Problem requirements
Of the lines in this material, how many contain "title"? Answer with a single number only.

•••

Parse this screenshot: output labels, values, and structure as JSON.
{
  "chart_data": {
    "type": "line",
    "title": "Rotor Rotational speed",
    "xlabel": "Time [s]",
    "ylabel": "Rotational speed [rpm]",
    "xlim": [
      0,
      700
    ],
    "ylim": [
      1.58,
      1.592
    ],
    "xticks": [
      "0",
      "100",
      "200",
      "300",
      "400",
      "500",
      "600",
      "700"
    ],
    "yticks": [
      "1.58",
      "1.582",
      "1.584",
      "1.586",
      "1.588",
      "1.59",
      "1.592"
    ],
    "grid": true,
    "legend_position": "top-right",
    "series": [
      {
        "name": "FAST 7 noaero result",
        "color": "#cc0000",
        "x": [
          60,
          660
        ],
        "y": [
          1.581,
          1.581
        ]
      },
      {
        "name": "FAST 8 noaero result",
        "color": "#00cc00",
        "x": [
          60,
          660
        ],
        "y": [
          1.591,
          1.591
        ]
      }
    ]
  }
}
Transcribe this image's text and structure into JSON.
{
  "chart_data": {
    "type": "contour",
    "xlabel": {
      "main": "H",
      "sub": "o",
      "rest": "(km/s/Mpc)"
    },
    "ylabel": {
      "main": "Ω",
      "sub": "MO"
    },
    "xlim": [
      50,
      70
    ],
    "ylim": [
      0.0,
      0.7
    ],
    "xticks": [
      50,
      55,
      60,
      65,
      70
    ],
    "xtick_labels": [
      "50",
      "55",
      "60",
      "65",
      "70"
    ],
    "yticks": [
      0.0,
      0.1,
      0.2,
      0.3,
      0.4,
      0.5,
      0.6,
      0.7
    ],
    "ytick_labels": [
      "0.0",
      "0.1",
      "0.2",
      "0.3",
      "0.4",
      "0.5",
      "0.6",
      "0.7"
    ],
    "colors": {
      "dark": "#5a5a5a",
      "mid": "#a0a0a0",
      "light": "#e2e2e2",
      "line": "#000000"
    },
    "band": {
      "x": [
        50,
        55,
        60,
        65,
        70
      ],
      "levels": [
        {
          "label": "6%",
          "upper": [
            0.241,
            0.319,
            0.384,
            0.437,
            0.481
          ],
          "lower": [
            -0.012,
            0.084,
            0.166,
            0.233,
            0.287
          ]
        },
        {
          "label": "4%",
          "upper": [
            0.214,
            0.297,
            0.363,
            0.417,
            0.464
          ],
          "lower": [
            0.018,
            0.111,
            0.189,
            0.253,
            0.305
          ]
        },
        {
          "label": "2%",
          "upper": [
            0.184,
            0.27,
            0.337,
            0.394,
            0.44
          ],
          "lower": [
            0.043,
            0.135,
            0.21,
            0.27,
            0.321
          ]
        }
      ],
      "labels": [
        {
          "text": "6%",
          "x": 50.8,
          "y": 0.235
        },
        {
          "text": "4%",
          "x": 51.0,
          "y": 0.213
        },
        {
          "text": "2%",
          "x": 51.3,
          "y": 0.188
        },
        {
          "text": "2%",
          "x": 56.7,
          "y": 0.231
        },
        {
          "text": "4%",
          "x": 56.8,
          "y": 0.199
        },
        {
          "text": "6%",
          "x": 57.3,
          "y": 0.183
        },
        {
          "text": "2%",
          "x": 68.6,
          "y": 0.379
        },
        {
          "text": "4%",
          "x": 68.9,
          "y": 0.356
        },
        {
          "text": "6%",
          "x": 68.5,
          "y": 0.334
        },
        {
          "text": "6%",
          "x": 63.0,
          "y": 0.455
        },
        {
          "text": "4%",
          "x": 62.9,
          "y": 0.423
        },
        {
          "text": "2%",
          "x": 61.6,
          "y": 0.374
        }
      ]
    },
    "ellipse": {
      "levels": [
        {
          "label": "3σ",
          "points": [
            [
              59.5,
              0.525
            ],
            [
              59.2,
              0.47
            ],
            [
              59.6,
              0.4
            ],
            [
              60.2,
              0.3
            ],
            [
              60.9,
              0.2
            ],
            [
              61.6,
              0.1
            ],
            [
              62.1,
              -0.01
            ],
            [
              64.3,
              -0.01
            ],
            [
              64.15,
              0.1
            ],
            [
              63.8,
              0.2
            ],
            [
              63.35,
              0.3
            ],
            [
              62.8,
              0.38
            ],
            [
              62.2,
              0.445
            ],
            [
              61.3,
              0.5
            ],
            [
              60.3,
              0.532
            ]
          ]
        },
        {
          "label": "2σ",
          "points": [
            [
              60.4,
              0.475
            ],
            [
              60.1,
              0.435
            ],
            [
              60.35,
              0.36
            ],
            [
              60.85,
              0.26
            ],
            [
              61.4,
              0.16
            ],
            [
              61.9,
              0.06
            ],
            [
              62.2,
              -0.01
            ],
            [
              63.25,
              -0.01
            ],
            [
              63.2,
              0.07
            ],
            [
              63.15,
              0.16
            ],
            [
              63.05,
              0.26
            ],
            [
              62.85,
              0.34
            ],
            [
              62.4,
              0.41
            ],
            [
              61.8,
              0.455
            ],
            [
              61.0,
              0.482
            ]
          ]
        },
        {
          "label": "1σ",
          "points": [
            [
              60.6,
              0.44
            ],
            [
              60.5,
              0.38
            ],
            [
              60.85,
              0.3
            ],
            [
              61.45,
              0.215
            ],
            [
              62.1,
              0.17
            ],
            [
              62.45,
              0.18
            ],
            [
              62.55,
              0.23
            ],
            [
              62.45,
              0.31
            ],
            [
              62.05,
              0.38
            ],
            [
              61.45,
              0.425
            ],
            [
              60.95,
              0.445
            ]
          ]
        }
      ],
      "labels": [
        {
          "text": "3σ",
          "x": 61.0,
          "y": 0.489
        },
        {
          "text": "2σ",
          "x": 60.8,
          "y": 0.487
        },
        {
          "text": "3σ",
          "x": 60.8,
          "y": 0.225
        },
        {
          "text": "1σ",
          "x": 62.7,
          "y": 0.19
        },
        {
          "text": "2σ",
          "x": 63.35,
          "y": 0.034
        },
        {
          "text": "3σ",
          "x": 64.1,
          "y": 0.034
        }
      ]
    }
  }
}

•••

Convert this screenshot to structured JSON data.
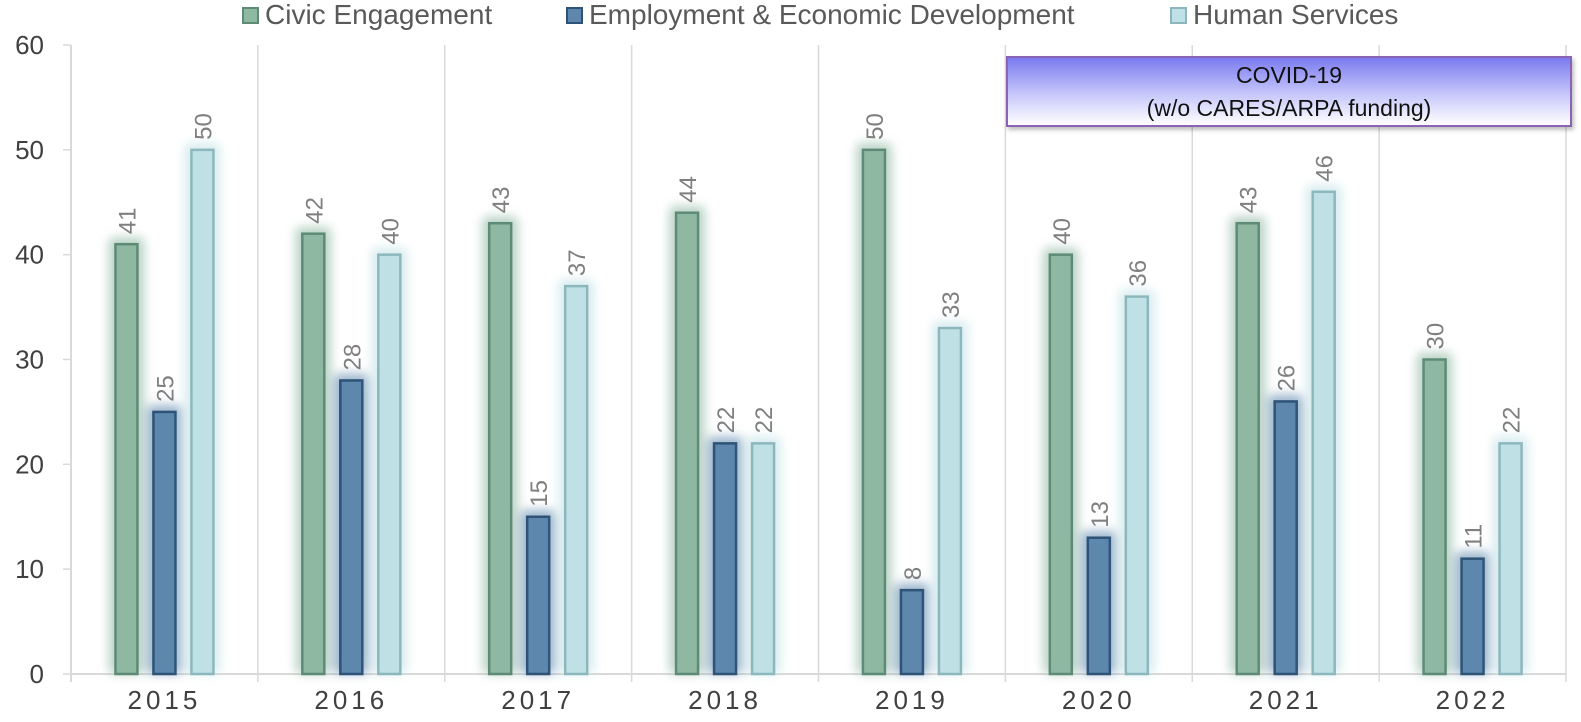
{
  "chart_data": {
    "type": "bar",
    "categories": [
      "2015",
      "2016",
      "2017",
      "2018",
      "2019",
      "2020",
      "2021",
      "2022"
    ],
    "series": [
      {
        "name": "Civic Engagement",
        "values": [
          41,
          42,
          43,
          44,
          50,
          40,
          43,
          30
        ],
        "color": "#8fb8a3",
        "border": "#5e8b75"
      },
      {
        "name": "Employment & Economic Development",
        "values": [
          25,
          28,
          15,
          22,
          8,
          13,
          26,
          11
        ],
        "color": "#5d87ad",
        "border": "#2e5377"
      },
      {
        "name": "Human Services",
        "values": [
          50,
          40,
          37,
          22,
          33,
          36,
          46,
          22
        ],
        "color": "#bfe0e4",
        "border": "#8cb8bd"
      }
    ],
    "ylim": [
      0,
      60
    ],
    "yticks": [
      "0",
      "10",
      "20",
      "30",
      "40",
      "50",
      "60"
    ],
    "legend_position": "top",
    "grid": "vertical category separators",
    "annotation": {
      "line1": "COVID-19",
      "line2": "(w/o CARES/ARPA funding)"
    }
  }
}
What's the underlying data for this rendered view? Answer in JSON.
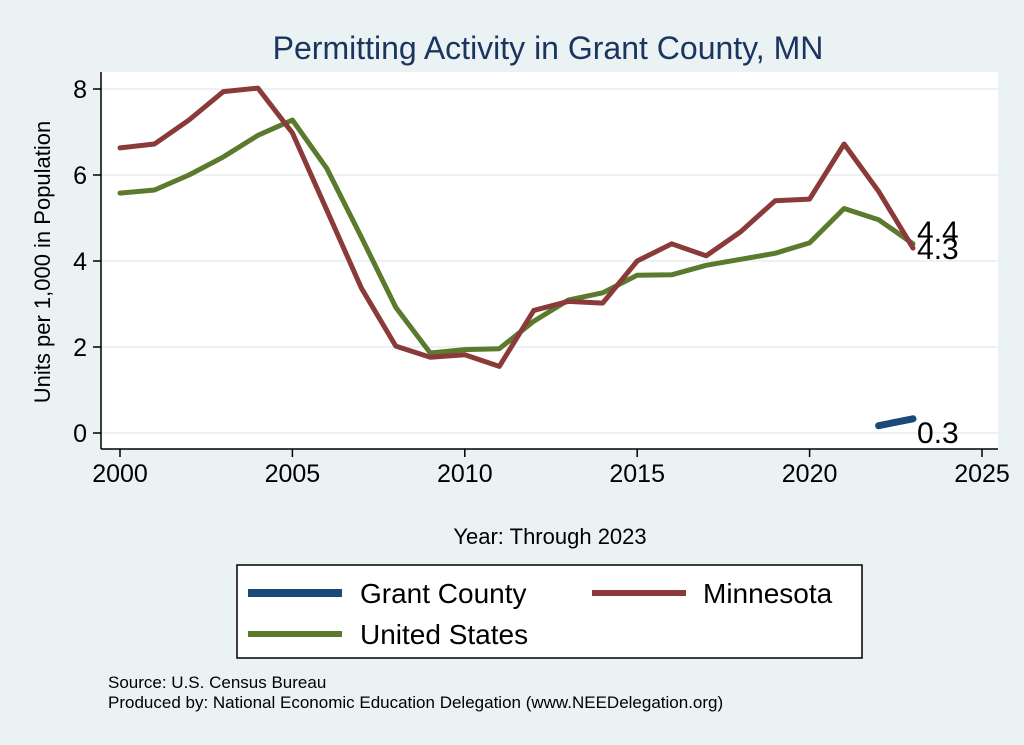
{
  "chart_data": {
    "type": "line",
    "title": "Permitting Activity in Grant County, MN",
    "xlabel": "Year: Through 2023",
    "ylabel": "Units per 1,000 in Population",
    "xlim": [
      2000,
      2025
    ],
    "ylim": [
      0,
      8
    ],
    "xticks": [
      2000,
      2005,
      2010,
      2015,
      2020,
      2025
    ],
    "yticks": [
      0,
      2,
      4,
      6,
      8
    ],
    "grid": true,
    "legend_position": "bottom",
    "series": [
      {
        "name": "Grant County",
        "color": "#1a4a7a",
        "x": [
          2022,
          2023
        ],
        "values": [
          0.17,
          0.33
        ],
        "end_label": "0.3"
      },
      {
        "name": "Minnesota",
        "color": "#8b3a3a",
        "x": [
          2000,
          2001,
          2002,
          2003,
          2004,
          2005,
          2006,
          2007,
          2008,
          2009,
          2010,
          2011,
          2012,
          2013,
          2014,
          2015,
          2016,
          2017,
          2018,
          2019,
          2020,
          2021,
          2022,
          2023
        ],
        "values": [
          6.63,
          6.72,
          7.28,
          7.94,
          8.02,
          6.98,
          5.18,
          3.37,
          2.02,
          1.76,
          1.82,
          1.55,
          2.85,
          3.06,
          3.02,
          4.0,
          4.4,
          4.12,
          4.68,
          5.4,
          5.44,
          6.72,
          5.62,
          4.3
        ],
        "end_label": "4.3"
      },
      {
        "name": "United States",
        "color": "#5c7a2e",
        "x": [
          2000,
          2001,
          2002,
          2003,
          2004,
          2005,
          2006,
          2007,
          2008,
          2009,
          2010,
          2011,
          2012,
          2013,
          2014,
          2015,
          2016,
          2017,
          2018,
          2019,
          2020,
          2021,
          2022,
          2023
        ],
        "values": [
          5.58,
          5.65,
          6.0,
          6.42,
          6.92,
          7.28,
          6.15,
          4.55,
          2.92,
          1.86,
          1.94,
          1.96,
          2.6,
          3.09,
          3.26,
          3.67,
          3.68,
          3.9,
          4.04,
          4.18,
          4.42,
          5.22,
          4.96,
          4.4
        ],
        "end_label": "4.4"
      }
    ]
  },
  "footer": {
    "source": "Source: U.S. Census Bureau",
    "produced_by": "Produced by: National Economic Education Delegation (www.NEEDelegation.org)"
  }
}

•••

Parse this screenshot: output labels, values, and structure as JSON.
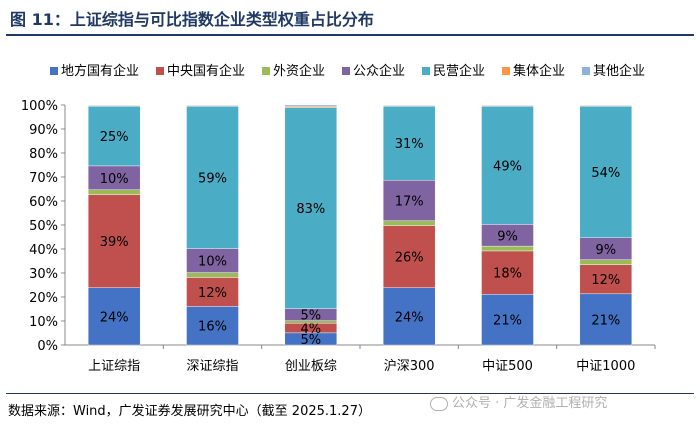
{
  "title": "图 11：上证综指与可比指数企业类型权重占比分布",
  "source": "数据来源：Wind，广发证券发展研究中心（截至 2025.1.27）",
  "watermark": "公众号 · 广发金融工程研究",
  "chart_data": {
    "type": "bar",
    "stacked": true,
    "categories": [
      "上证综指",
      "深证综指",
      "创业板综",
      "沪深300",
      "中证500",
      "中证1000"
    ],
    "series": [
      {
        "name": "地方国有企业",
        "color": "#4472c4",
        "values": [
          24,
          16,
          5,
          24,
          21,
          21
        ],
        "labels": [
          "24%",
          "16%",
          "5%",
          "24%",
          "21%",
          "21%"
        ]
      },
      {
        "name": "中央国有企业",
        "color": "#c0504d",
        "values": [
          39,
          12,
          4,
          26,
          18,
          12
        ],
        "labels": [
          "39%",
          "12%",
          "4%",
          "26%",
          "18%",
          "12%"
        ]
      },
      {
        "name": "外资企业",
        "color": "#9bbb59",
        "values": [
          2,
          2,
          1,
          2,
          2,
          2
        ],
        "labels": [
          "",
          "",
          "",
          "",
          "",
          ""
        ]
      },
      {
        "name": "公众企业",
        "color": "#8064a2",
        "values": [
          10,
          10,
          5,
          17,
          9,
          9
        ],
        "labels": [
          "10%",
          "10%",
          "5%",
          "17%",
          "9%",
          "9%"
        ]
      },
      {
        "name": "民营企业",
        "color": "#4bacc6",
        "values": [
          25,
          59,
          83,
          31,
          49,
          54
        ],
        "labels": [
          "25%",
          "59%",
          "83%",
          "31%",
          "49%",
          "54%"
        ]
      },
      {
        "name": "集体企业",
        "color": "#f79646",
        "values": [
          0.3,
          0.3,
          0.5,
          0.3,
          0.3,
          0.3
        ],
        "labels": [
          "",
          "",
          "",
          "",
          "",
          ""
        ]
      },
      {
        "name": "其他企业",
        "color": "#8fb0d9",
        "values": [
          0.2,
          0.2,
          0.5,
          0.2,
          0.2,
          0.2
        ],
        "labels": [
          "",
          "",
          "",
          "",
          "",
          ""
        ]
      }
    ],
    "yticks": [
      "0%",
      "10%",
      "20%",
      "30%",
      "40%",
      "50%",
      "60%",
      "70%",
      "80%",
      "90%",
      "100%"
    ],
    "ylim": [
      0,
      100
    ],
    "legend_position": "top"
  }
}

•••

Full solution
3